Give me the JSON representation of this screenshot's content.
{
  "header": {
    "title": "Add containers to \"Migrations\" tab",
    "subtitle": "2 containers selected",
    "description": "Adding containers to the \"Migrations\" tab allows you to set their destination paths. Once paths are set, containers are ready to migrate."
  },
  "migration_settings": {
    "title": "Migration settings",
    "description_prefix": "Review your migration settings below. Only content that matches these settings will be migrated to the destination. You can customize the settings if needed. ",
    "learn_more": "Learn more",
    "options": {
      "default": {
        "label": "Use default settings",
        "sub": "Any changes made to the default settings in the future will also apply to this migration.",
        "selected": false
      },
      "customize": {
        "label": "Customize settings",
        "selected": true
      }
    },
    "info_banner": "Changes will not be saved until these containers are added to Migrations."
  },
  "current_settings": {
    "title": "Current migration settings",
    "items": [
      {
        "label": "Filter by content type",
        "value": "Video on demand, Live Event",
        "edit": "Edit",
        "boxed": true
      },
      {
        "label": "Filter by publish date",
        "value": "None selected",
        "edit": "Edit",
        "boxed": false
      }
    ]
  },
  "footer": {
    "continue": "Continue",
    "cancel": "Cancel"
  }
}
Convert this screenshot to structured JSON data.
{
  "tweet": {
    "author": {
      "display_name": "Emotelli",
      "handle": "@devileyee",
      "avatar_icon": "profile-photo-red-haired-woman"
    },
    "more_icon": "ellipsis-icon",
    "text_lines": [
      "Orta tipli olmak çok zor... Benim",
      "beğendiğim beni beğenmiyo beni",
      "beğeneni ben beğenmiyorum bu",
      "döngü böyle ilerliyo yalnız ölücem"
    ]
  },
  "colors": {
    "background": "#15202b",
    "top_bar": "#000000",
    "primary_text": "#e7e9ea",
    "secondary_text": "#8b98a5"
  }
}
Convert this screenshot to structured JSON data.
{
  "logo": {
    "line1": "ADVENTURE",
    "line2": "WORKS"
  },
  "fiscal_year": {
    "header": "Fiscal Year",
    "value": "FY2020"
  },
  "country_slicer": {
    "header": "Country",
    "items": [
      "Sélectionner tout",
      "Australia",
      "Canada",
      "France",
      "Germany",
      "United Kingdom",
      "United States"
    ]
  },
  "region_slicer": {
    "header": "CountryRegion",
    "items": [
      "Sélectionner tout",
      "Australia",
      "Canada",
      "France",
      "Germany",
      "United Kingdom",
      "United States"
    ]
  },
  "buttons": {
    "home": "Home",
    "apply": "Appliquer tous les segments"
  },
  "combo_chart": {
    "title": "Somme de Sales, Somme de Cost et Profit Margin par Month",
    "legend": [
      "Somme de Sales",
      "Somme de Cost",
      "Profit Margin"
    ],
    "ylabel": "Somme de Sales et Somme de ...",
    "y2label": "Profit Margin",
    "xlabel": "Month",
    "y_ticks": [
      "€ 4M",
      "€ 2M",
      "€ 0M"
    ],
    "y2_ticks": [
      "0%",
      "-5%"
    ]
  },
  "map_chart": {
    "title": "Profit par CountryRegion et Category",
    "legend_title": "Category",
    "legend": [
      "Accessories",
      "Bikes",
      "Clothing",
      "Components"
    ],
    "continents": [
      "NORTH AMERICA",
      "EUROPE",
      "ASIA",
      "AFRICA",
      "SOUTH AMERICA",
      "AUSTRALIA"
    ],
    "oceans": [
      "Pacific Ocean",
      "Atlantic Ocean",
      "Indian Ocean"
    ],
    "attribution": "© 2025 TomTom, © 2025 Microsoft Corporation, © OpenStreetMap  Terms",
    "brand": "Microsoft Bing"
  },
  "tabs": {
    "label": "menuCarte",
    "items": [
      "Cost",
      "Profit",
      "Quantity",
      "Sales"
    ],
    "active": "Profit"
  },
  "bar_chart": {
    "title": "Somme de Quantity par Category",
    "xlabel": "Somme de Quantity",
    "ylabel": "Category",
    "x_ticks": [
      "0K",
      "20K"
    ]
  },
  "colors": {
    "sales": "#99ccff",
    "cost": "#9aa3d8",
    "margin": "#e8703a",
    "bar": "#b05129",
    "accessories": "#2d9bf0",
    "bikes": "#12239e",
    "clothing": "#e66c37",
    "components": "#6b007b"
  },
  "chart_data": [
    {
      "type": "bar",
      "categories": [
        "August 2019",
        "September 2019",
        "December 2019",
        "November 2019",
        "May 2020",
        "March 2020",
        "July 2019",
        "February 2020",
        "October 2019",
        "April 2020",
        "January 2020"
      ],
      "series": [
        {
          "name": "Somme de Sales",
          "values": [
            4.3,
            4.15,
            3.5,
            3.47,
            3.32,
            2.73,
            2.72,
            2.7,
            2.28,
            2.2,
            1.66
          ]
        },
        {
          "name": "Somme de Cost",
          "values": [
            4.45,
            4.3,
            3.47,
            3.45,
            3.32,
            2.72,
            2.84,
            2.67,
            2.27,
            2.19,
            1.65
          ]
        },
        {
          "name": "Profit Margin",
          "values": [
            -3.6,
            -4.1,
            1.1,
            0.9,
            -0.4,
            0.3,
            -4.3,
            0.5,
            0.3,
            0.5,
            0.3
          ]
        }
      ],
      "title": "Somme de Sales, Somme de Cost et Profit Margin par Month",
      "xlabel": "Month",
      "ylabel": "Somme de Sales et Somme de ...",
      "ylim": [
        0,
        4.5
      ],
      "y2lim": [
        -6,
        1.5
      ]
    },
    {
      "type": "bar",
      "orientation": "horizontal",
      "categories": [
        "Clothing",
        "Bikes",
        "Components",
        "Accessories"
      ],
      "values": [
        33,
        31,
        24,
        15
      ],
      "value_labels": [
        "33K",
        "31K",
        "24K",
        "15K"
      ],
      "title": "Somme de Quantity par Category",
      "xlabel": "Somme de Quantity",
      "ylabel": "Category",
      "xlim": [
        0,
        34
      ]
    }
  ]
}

= = = = = = =

WHAT YOU SHOULD DO: Transcribe the whole listing with nothing added or left out.

COMPLETE RESPONSE:
Give me the JSON representation of this screenshot's content.
{
  "header": {
    "title": "Add containers to \"Migrations\" tab",
    "subtitle": "2 containers selected",
    "description": "Adding containers to the \"Migrations\" tab allows you to set their destination paths. Once paths are set, containers are ready to migrate."
  },
  "migration_settings": {
    "title": "Migration settings",
    "description_prefix": "Review your migration settings below. Only content that matches these settings will be migrated to the destination. You can customize the settings if needed. ",
    "learn_more": "Learn more",
    "options": {
      "default": {
        "label": "Use default settings",
        "sub": "Any changes made to the default settings in the future will also apply to this migration.",
        "selected": false
      },
      "customize": {
        "label": "Customize settings",
        "selected": true
      }
    },
    "info_banner": "Changes will not be saved until these containers are added to Migrations."
  },
  "current_settings": {
    "title": "Current migration settings",
    "items": [
      {
        "label": "Filter by content type",
        "value": "Video on demand, Live Event",
        "edit": "Edit",
        "boxed": true
      },
      {
        "label": "Filter by publish date",
        "value": "None selected",
        "edit": "Edit",
        "boxed": false
      }
    ]
  },
  "footer": {
    "continue": "Continue",
    "cancel": "Cancel"
  }
}
Convert this screenshot to structured JSON data.
{
  "tweet": {
    "author": {
      "display_name": "Emotelli",
      "handle": "@devileyee",
      "avatar_icon": "profile-photo-red-haired-woman"
    },
    "more_icon": "ellipsis-icon",
    "text_lines": [
      "Orta tipli olmak çok zor... Benim",
      "beğendiğim beni beğenmiyo beni",
      "beğeneni ben beğenmiyorum bu",
      "döngü böyle ilerliyo yalnız ölücem"
    ]
  },
  "colors": {
    "background": "#15202b",
    "top_bar": "#000000",
    "primary_text": "#e7e9ea",
    "secondary_text": "#8b98a5"
  }
}
Convert this screenshot to structured JSON data.
{
  "logo": {
    "line1": "ADVENTURE",
    "line2": "WORKS"
  },
  "fiscal_year": {
    "header": "Fiscal Year",
    "value": "FY2020"
  },
  "country_slicer": {
    "header": "Country",
    "items": [
      "Sélectionner tout",
      "Australia",
      "Canada",
      "France",
      "Germany",
      "United Kingdom",
      "United States"
    ]
  },
  "region_slicer": {
    "header": "CountryRegion",
    "items": [
      "Sélectionner tout",
      "Australia",
      "Canada",
      "France",
      "Germany",
      "United Kingdom",
      "United States"
    ]
  },
  "buttons": {
    "home": "Home",
    "apply": "Appliquer tous les segments"
  },
  "combo_chart": {
    "title": "Somme de Sales, Somme de Cost et Profit Margin par Month",
    "legend": [
      "Somme de Sales",
      "Somme de Cost",
      "Profit Margin"
    ],
    "ylabel": "Somme de Sales et Somme de ...",
    "y2label": "Profit Margin",
    "xlabel": "Month",
    "y_ticks": [
      "€ 4M",
      "€ 2M",
      "€ 0M"
    ],
    "y2_ticks": [
      "0%",
      "-5%"
    ]
  },
  "map_chart": {
    "title": "Profit par CountryRegion et Category",
    "legend_title": "Category",
    "legend": [
      "Accessories",
      "Bikes",
      "Clothing",
      "Components"
    ],
    "continents": [
      "NORTH AMERICA",
      "EUROPE",
      "ASIA",
      "AFRICA",
      "SOUTH AMERICA",
      "AUSTRALIA"
    ],
    "oceans": [
      "Pacific Ocean",
      "Atlantic Ocean",
      "Indian Ocean"
    ],
    "attribution": "© 2025 TomTom, © 2025 Microsoft Corporation, © OpenStreetMap  Terms",
    "brand": "Microsoft Bing"
  },
  "tabs": {
    "label": "menuCarte",
    "items": [
      "Cost",
      "Profit",
      "Quantity",
      "Sales"
    ],
    "active": "Profit"
  },
  "bar_chart": {
    "title": "Somme de Quantity par Category",
    "xlabel": "Somme de Quantity",
    "ylabel": "Category",
    "x_ticks": [
      "0K",
      "20K"
    ]
  },
  "colors": {
    "sales": "#99ccff",
    "cost": "#9aa3d8",
    "margin": "#e8703a",
    "bar": "#b05129",
    "accessories": "#2d9bf0",
    "bikes": "#12239e",
    "clothing": "#e66c37",
    "components": "#6b007b"
  },
  "chart_data": [
    {
      "type": "bar",
      "categories": [
        "August 2019",
        "September 2019",
        "December 2019",
        "November 2019",
        "May 2020",
        "March 2020",
        "July 2019",
        "February 2020",
        "October 2019",
        "April 2020",
        "January 2020"
      ],
      "series": [
        {
          "name": "Somme de Sales",
          "values": [
            4.3,
            4.15,
            3.5,
            3.47,
            3.32,
            2.73,
            2.72,
            2.7,
            2.28,
            2.2,
            1.66
          ]
        },
        {
          "name": "Somme de Cost",
          "values": [
            4.45,
            4.3,
            3.47,
            3.45,
            3.32,
            2.72,
            2.84,
            2.67,
            2.27,
            2.19,
            1.65
          ]
        },
        {
          "name": "Profit Margin",
          "values": [
            -3.6,
            -4.1,
            1.1,
            0.9,
            -0.4,
            0.3,
            -4.3,
            0.5,
            0.3,
            0.5,
            0.3
          ]
        }
      ],
      "title": "Somme de Sales, Somme de Cost et Profit Margin par Month",
      "xlabel": "Month",
      "ylabel": "Somme de Sales et Somme de ...",
      "ylim": [
        0,
        4.5
      ],
      "y2lim": [
        -6,
        1.5
      ]
    },
    {
      "type": "bar",
      "orientation": "horizontal",
      "categories": [
        "Clothing",
        "Bikes",
        "Components",
        "Accessories"
      ],
      "values": [
        33,
        31,
        24,
        15
      ],
      "value_labels": [
        "33K",
        "31K",
        "24K",
        "15K"
      ],
      "title": "Somme de Quantity par Category",
      "xlabel": "Somme de Quantity",
      "ylabel": "Category",
      "xlim": [
        0,
        34
      ]
    }
  ]
}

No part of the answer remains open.